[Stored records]
====================

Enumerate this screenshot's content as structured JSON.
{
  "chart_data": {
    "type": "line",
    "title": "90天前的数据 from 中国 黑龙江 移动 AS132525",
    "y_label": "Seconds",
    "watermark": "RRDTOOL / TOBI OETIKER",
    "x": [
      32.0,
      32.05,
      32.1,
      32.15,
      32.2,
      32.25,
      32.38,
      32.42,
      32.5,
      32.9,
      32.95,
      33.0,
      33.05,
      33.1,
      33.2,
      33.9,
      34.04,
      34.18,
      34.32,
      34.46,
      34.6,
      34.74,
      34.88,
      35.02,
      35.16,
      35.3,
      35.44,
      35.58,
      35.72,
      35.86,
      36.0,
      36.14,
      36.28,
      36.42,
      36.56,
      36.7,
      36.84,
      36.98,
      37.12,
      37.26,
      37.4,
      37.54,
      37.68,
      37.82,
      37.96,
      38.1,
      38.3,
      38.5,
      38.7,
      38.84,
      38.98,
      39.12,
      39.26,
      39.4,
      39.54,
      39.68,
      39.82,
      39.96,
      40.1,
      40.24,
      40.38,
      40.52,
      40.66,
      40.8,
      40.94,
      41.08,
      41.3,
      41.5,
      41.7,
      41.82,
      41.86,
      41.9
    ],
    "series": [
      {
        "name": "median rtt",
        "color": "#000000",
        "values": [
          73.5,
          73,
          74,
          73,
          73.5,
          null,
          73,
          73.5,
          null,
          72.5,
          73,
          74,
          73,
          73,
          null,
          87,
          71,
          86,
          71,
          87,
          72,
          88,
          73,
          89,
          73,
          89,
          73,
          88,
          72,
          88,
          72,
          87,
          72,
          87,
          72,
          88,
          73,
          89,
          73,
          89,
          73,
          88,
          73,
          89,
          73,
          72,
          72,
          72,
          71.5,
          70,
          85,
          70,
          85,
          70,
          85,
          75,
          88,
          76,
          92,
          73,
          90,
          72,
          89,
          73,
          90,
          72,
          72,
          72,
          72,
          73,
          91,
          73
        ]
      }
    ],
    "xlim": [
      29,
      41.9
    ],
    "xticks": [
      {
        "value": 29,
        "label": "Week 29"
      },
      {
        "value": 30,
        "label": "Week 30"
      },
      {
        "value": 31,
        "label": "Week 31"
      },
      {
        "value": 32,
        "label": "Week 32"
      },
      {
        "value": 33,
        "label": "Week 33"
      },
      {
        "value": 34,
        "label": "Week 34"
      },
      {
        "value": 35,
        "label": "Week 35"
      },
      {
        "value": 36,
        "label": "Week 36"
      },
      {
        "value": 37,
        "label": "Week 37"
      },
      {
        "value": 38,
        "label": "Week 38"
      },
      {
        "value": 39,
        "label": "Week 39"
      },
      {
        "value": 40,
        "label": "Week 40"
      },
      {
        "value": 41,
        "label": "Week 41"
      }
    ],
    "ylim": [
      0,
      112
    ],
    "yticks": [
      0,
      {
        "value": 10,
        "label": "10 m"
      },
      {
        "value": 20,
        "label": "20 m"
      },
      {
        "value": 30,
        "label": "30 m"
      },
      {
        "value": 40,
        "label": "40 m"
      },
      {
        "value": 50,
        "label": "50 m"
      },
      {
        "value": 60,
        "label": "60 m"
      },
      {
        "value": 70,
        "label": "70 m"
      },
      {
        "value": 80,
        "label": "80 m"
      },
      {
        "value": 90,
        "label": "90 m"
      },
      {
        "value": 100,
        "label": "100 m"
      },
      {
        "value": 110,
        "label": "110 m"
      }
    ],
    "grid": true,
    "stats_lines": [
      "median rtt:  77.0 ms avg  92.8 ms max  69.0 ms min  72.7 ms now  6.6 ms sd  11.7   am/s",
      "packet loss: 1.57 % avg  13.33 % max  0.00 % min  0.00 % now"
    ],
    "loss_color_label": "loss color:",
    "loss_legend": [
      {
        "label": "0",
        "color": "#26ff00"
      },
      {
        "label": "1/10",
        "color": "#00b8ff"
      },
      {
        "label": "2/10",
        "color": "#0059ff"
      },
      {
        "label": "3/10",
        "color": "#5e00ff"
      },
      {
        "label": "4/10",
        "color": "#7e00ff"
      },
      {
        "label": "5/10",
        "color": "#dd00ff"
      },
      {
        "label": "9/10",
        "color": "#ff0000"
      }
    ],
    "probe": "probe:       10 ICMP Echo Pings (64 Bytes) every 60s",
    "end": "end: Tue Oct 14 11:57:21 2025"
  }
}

====================

Given problem: Show the lines of the records that include the string "median".

Task output:
        "name": "median rtt",
      "median rtt:  77.0 ms avg  92.8 ms max  69.0 ms min  72.7 ms now  6.6 ms sd  11.7   am/s",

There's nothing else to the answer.